§ **Tasks to perform**
a – In the guitar setup excerpt, reproduce the passage that begins at the words "If you've got" and ends after "both 'Strat' people.", switching "daily" to "weekly".
b – According to the guitar setup excerpt, which tremolo types are the only ones the writer ever left floating?
c – List every guitar part named in the first paragraph of the guitar setup excerpt.

§ **Excerpt**
● ● ● ● ●
Hmm, so it's probably the nut and not the string tree causing the fret buzz. That's good to know. However, as low as the string tree is, it's still really pulling on the strings. Sometimes when I'm playing, I can hear that 'plink plink' sound that is the string repositioning itself after being bound up in the string tree. If raising the string tree isn't the answer, is there some way to improve tuning stability while still maintaining sustain?

Thanks!
#6
Hey!

If you've got any questions beyond this thread, definitely feel free to check out the Setup thread. Jen and I both watch it daily, and we're both 'Strat' people.

I don't believe that if you want tuning stability on a floating trem, the 6 screw would be the way to go. In fact, out of the billion-and-a-half Strats I've owned, the only ones I've ever left on a float reliable were 2-point Trems and G&L DFV's. If you want to have a more fluid use of your tremolo, I would make sure of a couple things (everyone else is using bullets, so I will, too):

  • Make sure you're using 3 tremolo screws in the back cavity. For the best result on a fluid, 'surf rock' tremolo action, make sure the outside springs are on the outside claws, and the middle spring in line in the middle. The more springs, the more tension. The more tension, the more pronounced the trem sound. 3 springs = Surf Rock. 4-5 springs = Hendrix.
● ● ● ● ●
Extracted records

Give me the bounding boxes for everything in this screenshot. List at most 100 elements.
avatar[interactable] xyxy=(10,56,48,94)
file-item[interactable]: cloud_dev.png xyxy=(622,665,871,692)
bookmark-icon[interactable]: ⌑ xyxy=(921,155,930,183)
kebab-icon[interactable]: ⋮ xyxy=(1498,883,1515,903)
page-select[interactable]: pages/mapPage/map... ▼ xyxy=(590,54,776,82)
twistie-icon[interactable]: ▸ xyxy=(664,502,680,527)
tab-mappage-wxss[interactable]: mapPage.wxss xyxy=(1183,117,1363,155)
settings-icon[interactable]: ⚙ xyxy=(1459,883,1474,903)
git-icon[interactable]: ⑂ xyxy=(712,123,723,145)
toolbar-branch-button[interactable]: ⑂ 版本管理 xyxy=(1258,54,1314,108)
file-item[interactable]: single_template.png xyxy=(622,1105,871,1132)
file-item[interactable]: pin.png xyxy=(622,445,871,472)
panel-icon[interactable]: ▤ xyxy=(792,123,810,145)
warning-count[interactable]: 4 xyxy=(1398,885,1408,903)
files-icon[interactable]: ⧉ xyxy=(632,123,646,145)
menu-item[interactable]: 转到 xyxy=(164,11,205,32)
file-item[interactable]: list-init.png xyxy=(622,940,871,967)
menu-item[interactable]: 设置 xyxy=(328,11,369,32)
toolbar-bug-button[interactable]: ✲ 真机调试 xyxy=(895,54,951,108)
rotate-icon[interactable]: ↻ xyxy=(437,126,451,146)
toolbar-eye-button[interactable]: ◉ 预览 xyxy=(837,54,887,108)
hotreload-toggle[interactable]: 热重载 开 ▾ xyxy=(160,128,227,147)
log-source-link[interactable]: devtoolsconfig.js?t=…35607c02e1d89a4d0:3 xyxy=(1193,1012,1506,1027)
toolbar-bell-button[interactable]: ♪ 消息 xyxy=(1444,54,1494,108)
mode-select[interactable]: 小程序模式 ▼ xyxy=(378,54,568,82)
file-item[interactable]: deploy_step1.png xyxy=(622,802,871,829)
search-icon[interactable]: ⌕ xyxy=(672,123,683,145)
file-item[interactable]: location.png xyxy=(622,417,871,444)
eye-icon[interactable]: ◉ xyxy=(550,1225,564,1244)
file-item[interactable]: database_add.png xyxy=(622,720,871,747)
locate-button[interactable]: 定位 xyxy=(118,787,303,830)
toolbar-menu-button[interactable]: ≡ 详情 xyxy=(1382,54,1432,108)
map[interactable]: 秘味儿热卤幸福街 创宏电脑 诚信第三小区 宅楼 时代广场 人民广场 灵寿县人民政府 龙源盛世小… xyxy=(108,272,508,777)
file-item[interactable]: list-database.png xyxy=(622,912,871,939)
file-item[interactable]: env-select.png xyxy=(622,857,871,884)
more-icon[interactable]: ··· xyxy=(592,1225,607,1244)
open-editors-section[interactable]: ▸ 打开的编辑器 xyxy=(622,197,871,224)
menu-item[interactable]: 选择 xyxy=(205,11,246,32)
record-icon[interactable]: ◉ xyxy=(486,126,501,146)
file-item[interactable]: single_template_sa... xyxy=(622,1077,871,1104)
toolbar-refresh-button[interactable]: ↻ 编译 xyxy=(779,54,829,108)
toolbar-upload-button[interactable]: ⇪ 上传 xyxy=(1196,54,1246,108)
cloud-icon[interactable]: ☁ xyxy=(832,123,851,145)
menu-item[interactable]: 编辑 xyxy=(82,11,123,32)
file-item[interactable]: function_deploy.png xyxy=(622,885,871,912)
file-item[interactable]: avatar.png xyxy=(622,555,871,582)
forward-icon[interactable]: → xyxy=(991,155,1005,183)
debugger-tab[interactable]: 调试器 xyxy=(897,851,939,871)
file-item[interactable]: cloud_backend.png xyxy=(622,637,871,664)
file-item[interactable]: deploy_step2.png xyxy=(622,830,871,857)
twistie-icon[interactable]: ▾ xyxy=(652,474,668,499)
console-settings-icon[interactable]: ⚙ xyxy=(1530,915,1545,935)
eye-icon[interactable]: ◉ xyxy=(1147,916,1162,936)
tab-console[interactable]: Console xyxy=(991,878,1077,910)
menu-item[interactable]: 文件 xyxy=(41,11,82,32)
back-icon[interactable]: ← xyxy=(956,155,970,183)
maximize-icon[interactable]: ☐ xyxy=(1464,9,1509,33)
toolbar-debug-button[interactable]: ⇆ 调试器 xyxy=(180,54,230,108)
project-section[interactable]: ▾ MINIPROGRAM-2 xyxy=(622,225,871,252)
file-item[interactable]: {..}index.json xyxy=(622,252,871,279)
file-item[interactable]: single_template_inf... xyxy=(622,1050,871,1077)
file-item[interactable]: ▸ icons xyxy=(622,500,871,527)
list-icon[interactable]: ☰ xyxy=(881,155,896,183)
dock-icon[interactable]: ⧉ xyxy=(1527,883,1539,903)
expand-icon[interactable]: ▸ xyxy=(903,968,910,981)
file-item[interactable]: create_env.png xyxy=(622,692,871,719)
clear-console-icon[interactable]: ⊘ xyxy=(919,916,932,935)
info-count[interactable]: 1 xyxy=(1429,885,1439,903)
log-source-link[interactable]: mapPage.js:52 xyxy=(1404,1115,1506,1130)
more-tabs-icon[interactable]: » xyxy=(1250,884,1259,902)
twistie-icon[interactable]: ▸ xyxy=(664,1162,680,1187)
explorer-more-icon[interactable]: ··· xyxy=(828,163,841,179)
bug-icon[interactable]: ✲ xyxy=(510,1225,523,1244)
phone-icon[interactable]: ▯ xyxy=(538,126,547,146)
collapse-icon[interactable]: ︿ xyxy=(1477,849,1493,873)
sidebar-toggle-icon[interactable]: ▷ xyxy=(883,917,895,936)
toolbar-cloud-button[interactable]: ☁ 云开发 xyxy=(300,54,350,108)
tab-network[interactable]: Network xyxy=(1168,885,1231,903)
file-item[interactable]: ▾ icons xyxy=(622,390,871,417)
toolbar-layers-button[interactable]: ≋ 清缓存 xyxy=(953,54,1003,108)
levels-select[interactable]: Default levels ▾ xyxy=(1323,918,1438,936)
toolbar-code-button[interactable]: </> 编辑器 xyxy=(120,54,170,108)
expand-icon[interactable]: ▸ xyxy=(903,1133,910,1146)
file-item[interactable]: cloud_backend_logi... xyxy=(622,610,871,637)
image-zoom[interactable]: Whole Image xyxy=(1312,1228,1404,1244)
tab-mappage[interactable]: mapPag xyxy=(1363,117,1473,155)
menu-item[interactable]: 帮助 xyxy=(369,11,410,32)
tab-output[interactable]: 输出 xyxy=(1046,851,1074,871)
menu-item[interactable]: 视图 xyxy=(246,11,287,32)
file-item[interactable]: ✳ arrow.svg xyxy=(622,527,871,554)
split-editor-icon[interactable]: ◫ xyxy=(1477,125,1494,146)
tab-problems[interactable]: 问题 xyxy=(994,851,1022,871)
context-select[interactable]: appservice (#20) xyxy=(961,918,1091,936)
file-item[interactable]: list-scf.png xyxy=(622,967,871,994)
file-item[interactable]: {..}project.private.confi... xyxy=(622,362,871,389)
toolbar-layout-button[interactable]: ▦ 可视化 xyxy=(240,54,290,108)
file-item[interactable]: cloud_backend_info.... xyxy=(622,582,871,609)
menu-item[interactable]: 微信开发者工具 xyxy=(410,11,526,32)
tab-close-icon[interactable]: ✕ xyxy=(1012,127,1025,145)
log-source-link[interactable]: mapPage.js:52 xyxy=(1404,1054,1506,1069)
● ● ● ● ●
§ **Answers by task**
a –
If you've got any questions beyond this thread, definitely feel free to check out the Setup thread. Jen and I both watch it weekly, and we're both 'Strat' people.

b – 2-point Trems and G&L DFV's.

c – nut, string tree, strings, fret